• **WHAT NEEDS TO BE DONE**: Each record must be reproduced exactly as it is shown.

Lines of data
** Begin **
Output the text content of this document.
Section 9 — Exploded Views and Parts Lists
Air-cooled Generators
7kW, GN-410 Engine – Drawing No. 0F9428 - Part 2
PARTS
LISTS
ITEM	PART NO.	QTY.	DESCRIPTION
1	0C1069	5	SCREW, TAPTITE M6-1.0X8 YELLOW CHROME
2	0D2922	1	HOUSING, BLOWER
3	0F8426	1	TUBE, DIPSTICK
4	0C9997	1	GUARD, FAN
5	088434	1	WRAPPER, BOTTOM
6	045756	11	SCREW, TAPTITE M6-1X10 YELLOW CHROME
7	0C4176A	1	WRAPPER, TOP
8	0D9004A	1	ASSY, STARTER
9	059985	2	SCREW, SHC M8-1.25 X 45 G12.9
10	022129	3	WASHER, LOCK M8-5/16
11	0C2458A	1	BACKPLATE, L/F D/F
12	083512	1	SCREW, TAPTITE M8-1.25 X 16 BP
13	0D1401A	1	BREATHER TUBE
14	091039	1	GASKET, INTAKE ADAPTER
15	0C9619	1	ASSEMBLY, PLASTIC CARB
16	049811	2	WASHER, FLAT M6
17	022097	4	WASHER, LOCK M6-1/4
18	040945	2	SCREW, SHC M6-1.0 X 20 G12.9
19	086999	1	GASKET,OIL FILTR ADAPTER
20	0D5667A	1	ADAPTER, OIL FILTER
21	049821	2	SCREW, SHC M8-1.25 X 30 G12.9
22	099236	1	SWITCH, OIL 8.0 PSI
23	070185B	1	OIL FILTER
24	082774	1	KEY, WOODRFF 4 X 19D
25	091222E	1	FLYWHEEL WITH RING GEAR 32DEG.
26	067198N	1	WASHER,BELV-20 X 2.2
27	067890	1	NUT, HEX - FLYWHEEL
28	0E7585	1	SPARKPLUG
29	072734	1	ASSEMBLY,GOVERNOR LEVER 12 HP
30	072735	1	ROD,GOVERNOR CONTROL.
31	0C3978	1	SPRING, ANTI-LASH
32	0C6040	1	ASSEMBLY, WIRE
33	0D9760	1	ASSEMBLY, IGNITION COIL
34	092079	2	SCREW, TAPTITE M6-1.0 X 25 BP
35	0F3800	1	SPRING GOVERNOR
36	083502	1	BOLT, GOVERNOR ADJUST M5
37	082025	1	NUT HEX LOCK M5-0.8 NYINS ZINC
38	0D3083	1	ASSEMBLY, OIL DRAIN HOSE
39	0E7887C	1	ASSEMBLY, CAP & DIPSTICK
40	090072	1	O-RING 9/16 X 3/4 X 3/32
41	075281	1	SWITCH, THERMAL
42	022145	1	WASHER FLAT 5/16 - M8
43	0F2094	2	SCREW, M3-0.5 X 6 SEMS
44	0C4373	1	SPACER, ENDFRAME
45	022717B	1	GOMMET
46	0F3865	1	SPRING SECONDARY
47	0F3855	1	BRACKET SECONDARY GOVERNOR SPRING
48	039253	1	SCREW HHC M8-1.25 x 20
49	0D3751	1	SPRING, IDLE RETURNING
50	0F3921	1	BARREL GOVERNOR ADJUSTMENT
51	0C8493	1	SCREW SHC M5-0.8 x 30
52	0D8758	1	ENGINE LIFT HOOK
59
** End **
• **RESULT BELOW**:
Output the text content of this document.
Section 9 — Exploded Views and Parts Lists
Air-cooled Generators
7kW, GN-410 Engine – Drawing No. 0F9428 - Part 2
PARTS
LISTS
ITEM	PART NO.	QTY.	DESCRIPTION
1	0C1069	5	SCREW, TAPTITE M6-1.0X8 YELLOW CHROME
2	0D2922	1	HOUSING, BLOWER
3	0F8426	1	TUBE, DIPSTICK
4	0C9997	1	GUARD, FAN
5	088434	1	WRAPPER, BOTTOM
6	045756	11	SCREW, TAPTITE M6-1X10 YELLOW CHROME
7	0C4176A	1	WRAPPER, TOP
8	0D9004A	1	ASSY, STARTER
9	059985	2	SCREW, SHC M8-1.25 X 45 G12.9
10	022129	3	WASHER, LOCK M8-5/16
11	0C2458A	1	BACKPLATE, L/F D/F
12	083512	1	SCREW, TAPTITE M8-1.25 X 16 BP
13	0D1401A	1	BREATHER TUBE
14	091039	1	GASKET, INTAKE ADAPTER
15	0C9619	1	ASSEMBLY, PLASTIC CARB
16	049811	2	WASHER, FLAT M6
17	022097	4	WASHER, LOCK M6-1/4
18	040945	2	SCREW, SHC M6-1.0 X 20 G12.9
19	086999	1	GASKET,OIL FILTR ADAPTER
20	0D5667A	1	ADAPTER, OIL FILTER
21	049821	2	SCREW, SHC M8-1.25 X 30 G12.9
22	099236	1	SWITCH, OIL 8.0 PSI
23	070185B	1	OIL FILTER
24	082774	1	KEY, WOODRFF 4 X 19D
25	091222E	1	FLYWHEEL WITH RING GEAR 32DEG.
26	067198N	1	WASHER,BELV-20 X 2.2
27	067890	1	NUT, HEX - FLYWHEEL
28	0E7585	1	SPARKPLUG
29	072734	1	ASSEMBLY,GOVERNOR LEVER 12 HP
30	072735	1	ROD,GOVERNOR CONTROL.
31	0C3978	1	SPRING, ANTI-LASH
32	0C6040	1	ASSEMBLY, WIRE
33	0D9760	1	ASSEMBLY, IGNITION COIL
34	092079	2	SCREW, TAPTITE M6-1.0 X 25 BP
35	0F3800	1	SPRING GOVERNOR
36	083502	1	BOLT, GOVERNOR ADJUST M5
37	082025	1	NUT HEX LOCK M5-0.8 NYINS ZINC
38	0D3083	1	ASSEMBLY, OIL DRAIN HOSE
39	0E7887C	1	ASSEMBLY, CAP & DIPSTICK
40	090072	1	O-RING 9/16 X 3/4 X 3/32
41	075281	1	SWITCH, THERMAL
42	022145	1	WASHER FLAT 5/16 - M8
43	0F2094	2	SCREW, M3-0.5 X 6 SEMS
44	0C4373	1	SPACER, ENDFRAME
45	022717B	1	GOMMET
46	0F3865	1	SPRING SECONDARY
47	0F3855	1	BRACKET SECONDARY GOVERNOR SPRING
48	039253	1	SCREW HHC M8-1.25 x 20
49	0D3751	1	SPRING, IDLE RETURNING
50	0F3921	1	BARREL GOVERNOR ADJUSTMENT
51	0C8493	1	SCREW SHC M5-0.8 x 30
52	0D8758	1	ENGINE LIFT HOOK
59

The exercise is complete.